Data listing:
————
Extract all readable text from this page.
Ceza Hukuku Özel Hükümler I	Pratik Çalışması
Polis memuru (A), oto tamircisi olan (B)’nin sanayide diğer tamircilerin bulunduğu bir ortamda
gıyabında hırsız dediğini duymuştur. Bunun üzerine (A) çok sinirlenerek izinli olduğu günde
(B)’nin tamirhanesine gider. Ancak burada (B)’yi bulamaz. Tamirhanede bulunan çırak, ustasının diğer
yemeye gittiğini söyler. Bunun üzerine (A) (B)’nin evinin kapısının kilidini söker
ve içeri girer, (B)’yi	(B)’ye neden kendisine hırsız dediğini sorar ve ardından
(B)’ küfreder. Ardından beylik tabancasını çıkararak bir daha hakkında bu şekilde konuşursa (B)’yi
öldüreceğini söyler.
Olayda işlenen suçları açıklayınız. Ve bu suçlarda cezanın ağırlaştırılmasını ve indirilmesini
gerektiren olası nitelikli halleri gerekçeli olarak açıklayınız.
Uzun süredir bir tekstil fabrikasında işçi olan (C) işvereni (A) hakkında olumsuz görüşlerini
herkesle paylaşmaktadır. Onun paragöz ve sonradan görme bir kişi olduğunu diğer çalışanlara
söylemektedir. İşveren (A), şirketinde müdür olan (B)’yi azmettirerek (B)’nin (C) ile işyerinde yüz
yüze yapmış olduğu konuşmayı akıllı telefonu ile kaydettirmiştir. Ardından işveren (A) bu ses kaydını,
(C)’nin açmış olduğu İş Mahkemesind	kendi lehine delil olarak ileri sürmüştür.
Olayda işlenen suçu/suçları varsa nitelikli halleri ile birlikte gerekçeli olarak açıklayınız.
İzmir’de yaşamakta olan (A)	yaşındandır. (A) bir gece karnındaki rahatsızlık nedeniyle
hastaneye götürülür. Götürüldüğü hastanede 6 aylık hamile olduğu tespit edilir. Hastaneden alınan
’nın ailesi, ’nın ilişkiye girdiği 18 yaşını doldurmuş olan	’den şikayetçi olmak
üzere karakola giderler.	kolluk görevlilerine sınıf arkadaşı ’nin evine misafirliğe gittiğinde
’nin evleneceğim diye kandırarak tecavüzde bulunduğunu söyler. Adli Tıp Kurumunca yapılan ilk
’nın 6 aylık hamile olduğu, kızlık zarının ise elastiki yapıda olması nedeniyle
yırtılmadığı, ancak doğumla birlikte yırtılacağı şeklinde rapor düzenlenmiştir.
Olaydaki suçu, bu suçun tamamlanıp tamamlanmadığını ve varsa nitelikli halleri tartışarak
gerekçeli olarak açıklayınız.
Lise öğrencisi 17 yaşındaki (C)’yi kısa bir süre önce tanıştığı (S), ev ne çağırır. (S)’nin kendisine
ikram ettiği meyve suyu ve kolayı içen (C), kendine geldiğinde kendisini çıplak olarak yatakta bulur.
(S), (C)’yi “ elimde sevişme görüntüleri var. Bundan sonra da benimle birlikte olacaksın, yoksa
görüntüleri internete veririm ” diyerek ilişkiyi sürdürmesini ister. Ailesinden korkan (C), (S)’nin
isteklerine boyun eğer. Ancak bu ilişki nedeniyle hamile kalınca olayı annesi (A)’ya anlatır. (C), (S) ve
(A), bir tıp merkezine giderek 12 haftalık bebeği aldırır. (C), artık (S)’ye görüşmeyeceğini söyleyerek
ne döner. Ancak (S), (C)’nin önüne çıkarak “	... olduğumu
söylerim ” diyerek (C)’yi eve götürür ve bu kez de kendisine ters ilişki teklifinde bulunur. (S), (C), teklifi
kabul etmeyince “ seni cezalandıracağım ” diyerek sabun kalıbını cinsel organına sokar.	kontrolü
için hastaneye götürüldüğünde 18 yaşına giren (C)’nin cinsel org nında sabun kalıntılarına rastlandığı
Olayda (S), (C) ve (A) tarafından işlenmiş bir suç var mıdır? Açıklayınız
————
GIVEN EXERCISE:
Show each line of the data that contains the string "varsa".

RESULT OF THE EXERCISE:
Olayda işlenen suçu/suçları varsa nitelikli halleri ile birlikte gerekçeli olarak açıklayınız.
Olaydaki suçu, bu suçun tamamlanıp tamamlanmadığını ve varsa nitelikli halleri tartışarak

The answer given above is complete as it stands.